GIVEN DATA –
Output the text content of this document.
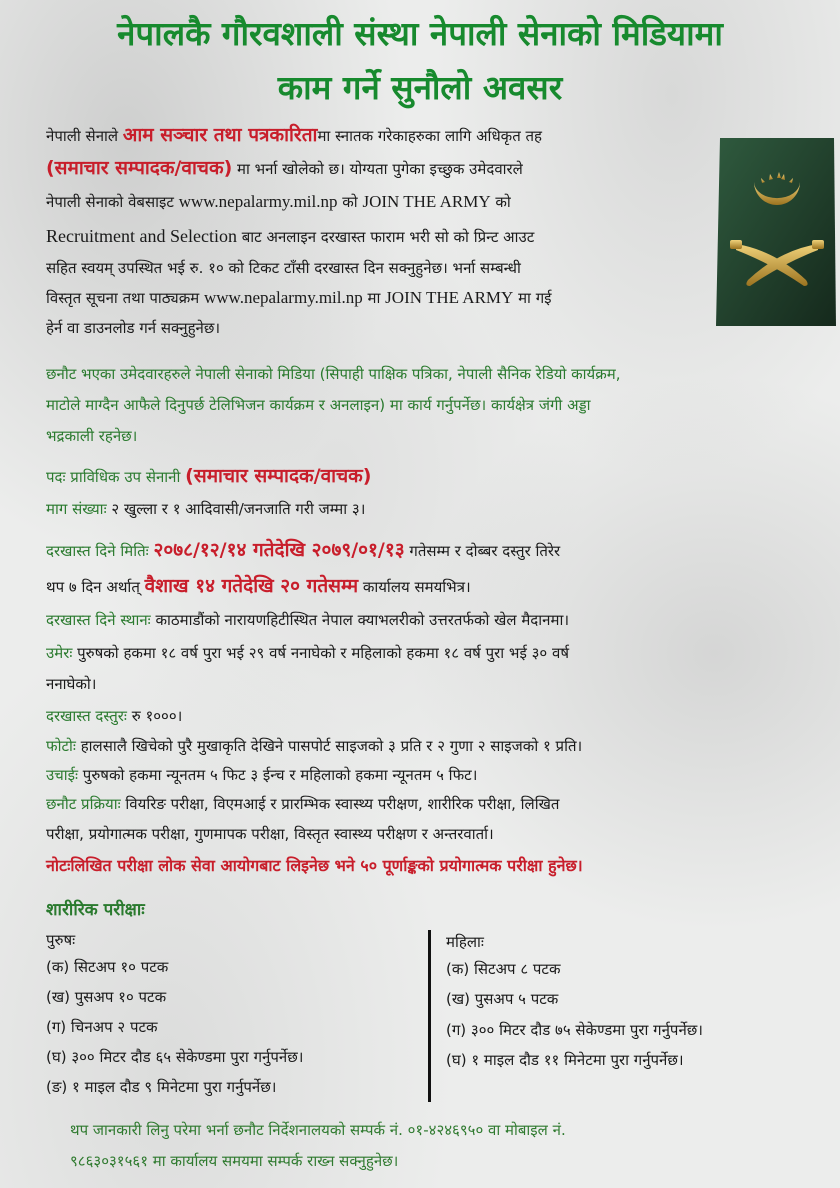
नेपालकै गौरवशाली संस्था नेपाली सेनाको मिडियामा
काम गर्ने सुनौलो अवसर
नेपाली सेनाले आम सञ्चार तथा पत्रकारितामा स्नातक गरेकाहरुका लागि अधिकृत तह
(समाचार सम्पादक/वाचक) मा भर्ना खोलेको छ। योग्यता पुगेका इच्छुक उमेदवारले
नेपाली सेनाको वेबसाइट www.nepalarmy.mil.np को JOIN THE ARMY को
Recruitment and Selection बाट अनलाइन दरखास्त फाराम भरी सो को प्रिन्ट आउट
सहित स्वयम् उपस्थित भई रु. १० को टिकट टाँसी दरखास्त दिन सक्नुहुनेछ। भर्ना सम्बन्धी
विस्तृत सूचना तथा पाठ्यक्रम www.nepalarmy.mil.np मा JOIN THE ARMY मा गई
हेर्न वा डाउनलोड गर्न सक्नुहुनेछ।
छनौट भएका उमेदवारहरुले नेपाली सेनाको मिडिया (सिपाही पाक्षिक पत्रिका, नेपाली सैनिक रेडियो कार्यक्रम,
माटोले माग्दैन आफैले दिनुपर्छ टेलिभिजन कार्यक्रम र अनलाइन) मा कार्य गर्नुपर्नेछ। कार्यक्षेत्र जंगी अड्डा
भद्रकाली रहनेछ।
पदः प्राविधिक उप सेनानी (समाचार सम्पादक/वाचक)
माग संख्याः २ खुल्ला र १ आदिवासी/जनजाति गरी जम्मा ३।
दरखास्त दिने मितिः २०७८/१२/१४ गतेदेखि २०७९/०१/१३ गतेसम्म र दोब्बर दस्तुर तिरेर
थप ७ दिन अर्थात् वैशाख १४ गतेदेखि २० गतेसम्म कार्यालय समयभित्र।
दरखास्त दिने स्थानः काठमाडौंको नारायणहिटीस्थित नेपाल क्याभलरीको उत्तरतर्फको खेल मैदानमा।
उमेरः पुरुषको हकमा १८ वर्ष पुरा भई २९ वर्ष ननाघेको र महिलाको हकमा १८ वर्ष पुरा भई ३० वर्ष
ननाघेको।
दरखास्त दस्तुरः रु १०००।
फोटोः हालसालै खिचेको पुरै मुखाकृति देखिने पासपोर्ट साइजको ३ प्रति र २ गुणा २ साइजको १ प्रति।
उचाईः पुरुषको हकमा न्यूनतम ५ फिट ३ ईन्च र महिलाको हकमा न्यूनतम ५ फिट।
छनौट प्रक्रियाः वियरिङ परीक्षा, विएमआई र प्रारम्भिक स्वास्थ्य परीक्षण, शारीरिक परीक्षा, लिखित
परीक्षा, प्रयोगात्मक परीक्षा, गुणमापक परीक्षा, विस्तृत स्वास्थ्य परीक्षण र अन्तरवार्ता।
नोटःलिखित परीक्षा लोक सेवा आयोगबाट लिइनेछ भने ५० पूर्णाङ्कको प्रयोगात्मक परीक्षा हुनेछ।
शारीरिक परीक्षाः
पुरुषः	महिलाः
थप जानकारी लिनु परेमा भर्ना छनौट निर्देशनालयको सम्पर्क नं. ०१-४२४६९५० वा मोबाइल नं.
९८६३०३१५६१ मा कार्यालय समयमा सम्पर्क राख्न सक्नुहुनेछ।
(क) सिटअप १० पटक
(ख) पुसअप १० पटक
(ग) चिनअप २ पटक
(घ) ३०० मिटर दौड ६५ सेकेण्डमा पुरा गर्नुपर्नेछ।
(ङ) १ माइल दौड ९ मिनेटमा पुरा गर्नुपर्नेछ।
(क) सिटअप ८ पटक
(ख) पुसअप ५ पटक
(ग) ३०० मिटर दौड ७५ सेकेण्डमा पुरा गर्नुपर्नेछ।
(घ) १ माइल दौड ११ मिनेटमा पुरा गर्नुपर्नेछ।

EXERCISE BRIEF – In the material above, how many lines hold the word "JOIN"? Say only the number.

TASK ANSWER – 2